Rows from a figure dataset
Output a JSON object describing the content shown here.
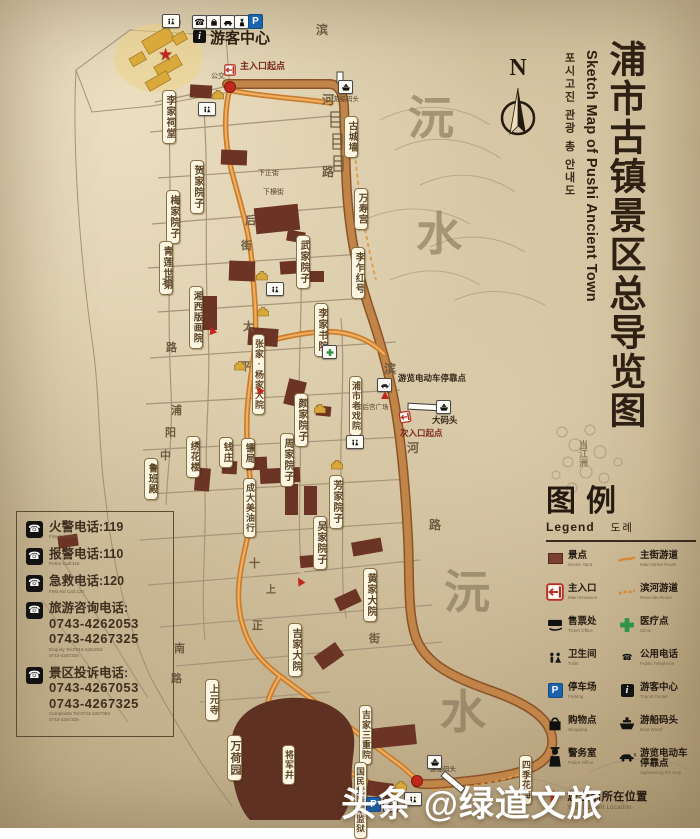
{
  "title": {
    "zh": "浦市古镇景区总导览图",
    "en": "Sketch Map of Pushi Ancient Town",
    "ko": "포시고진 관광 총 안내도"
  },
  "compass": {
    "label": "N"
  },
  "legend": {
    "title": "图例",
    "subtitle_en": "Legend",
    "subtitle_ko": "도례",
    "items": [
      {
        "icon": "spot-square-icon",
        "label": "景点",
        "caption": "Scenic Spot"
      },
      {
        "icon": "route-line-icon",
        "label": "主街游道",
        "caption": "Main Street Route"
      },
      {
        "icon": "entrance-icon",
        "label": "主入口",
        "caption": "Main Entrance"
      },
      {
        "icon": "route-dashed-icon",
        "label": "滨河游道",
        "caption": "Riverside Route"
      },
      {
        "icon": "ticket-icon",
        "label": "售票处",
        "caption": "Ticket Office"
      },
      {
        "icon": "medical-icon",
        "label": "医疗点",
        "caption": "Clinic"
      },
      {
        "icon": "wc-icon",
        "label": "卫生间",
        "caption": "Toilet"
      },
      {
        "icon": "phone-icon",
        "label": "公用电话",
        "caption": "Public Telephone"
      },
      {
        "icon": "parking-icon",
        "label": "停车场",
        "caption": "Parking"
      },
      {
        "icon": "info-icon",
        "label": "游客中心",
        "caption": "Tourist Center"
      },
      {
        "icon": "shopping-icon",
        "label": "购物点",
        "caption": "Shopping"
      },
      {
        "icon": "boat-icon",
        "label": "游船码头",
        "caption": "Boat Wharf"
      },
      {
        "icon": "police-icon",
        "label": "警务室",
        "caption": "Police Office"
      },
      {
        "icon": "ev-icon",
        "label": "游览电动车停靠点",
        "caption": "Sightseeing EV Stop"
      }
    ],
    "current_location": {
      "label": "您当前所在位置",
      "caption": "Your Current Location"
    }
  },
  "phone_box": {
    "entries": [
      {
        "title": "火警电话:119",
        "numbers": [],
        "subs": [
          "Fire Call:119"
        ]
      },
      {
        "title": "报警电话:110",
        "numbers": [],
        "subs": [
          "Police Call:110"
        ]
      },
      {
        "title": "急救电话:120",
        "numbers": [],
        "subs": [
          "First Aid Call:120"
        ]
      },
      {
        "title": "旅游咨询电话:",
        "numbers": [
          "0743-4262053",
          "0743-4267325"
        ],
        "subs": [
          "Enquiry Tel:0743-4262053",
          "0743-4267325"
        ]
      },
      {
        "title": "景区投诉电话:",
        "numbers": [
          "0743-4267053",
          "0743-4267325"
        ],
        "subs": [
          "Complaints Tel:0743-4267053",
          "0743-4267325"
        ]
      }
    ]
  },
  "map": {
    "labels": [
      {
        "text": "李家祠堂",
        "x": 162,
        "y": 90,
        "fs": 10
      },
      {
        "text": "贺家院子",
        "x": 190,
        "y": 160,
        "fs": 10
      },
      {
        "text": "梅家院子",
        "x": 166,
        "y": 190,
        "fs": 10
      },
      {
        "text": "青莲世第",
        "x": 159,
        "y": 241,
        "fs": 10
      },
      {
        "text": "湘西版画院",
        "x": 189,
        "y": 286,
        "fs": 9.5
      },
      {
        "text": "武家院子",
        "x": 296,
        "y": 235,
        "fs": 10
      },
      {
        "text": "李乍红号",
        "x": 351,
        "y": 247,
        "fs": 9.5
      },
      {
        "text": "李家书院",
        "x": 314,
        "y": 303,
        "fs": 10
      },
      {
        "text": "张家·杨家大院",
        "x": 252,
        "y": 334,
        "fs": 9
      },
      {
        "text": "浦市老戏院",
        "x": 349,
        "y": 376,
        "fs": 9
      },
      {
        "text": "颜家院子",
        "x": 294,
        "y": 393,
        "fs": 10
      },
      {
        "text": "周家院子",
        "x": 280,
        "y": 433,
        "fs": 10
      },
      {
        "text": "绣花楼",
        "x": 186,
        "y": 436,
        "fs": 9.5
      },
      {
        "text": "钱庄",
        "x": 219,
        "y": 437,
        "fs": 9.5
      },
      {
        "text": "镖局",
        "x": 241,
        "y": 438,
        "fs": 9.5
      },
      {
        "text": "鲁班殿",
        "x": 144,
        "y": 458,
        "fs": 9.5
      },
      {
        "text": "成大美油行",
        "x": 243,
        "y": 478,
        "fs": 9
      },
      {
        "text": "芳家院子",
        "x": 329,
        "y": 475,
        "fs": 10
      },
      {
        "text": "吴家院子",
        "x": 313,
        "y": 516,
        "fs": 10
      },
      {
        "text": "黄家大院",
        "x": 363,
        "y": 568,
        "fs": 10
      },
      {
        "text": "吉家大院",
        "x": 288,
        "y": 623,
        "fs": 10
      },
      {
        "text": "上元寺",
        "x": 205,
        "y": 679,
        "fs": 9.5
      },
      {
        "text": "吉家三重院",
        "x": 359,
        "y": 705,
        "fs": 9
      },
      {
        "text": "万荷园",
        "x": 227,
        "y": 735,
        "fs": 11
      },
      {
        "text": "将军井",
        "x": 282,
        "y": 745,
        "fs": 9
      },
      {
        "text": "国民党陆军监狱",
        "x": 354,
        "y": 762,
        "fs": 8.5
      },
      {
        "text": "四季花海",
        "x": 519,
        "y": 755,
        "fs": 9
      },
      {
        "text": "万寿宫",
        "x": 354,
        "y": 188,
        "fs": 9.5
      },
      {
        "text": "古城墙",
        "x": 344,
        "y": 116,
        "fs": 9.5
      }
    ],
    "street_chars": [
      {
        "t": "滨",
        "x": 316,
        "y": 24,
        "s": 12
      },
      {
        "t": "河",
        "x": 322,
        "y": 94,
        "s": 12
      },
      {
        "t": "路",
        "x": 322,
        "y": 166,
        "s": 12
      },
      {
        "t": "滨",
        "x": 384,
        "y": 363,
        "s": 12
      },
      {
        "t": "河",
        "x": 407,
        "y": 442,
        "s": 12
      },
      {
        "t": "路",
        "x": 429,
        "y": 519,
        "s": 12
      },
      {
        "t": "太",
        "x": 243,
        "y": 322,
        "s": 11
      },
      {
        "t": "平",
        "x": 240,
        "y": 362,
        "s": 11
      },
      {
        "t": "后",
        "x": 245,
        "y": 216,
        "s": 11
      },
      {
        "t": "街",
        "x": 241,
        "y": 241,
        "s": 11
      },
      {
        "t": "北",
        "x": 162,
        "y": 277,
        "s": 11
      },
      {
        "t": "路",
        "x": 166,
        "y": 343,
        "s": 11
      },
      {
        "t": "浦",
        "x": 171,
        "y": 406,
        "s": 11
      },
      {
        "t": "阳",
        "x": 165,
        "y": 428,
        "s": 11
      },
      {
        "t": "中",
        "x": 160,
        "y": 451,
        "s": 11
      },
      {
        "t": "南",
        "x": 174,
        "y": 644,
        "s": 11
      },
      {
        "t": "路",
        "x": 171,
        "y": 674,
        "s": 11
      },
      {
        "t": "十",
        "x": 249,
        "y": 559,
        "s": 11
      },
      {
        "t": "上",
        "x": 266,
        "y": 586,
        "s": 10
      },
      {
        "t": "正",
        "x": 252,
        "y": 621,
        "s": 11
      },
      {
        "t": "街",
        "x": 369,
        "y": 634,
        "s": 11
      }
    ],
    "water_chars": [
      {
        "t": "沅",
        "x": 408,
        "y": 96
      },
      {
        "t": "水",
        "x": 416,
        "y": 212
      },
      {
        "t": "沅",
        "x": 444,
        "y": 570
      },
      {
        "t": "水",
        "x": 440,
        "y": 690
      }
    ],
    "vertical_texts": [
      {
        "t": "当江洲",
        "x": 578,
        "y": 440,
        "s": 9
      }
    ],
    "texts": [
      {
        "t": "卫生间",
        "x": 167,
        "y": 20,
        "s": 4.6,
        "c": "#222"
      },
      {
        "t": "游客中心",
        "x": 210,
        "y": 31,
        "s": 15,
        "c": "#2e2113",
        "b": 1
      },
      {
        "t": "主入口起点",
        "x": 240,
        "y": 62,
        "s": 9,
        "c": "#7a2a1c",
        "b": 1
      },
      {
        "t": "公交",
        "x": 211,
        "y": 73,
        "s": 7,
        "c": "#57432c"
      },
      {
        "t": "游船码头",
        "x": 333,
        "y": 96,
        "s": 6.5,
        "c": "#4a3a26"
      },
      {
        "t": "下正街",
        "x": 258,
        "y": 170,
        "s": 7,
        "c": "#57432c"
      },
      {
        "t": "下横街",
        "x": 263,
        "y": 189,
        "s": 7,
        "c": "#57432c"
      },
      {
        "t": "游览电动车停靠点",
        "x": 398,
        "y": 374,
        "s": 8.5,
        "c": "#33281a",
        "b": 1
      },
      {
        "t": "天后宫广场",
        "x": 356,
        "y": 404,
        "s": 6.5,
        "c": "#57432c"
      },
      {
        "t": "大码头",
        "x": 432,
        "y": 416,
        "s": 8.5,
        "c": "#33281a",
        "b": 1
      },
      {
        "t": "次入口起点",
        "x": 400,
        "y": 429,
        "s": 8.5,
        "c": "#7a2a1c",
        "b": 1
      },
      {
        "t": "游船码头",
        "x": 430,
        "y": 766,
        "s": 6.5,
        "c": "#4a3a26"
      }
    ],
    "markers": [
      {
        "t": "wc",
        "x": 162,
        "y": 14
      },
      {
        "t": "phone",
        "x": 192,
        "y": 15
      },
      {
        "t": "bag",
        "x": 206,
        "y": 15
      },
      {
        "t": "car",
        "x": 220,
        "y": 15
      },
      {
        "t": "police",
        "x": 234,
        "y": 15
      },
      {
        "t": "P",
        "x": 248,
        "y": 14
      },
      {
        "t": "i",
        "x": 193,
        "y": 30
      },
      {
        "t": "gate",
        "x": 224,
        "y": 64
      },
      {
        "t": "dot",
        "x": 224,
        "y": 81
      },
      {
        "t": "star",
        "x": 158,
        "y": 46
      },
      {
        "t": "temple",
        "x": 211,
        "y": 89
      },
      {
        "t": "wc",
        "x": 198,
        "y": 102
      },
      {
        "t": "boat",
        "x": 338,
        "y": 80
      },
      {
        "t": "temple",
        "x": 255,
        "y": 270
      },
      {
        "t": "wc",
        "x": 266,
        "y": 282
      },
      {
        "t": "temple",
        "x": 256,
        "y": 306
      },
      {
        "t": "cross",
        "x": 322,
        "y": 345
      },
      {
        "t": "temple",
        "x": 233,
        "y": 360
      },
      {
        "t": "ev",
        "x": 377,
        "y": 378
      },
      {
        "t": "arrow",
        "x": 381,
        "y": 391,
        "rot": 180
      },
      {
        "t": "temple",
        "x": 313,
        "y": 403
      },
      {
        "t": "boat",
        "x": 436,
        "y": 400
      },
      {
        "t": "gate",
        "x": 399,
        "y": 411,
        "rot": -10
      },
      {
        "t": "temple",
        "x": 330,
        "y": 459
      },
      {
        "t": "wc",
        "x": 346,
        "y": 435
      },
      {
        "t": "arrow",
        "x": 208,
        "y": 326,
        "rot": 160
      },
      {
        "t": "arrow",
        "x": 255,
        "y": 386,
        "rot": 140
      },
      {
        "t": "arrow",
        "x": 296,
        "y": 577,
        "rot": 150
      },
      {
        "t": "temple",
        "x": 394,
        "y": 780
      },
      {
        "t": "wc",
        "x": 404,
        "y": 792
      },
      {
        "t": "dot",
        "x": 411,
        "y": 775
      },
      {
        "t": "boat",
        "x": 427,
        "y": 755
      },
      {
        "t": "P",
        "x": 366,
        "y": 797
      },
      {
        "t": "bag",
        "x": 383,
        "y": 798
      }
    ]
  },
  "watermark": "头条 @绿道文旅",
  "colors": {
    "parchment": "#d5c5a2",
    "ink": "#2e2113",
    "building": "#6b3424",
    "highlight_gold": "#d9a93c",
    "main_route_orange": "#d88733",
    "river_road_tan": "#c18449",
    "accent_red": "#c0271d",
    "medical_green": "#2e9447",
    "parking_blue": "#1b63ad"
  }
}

__Exercise instructions__: Tally the lines in the records above that contain the word "Call", and give only that number.

__Answer for the task__: 3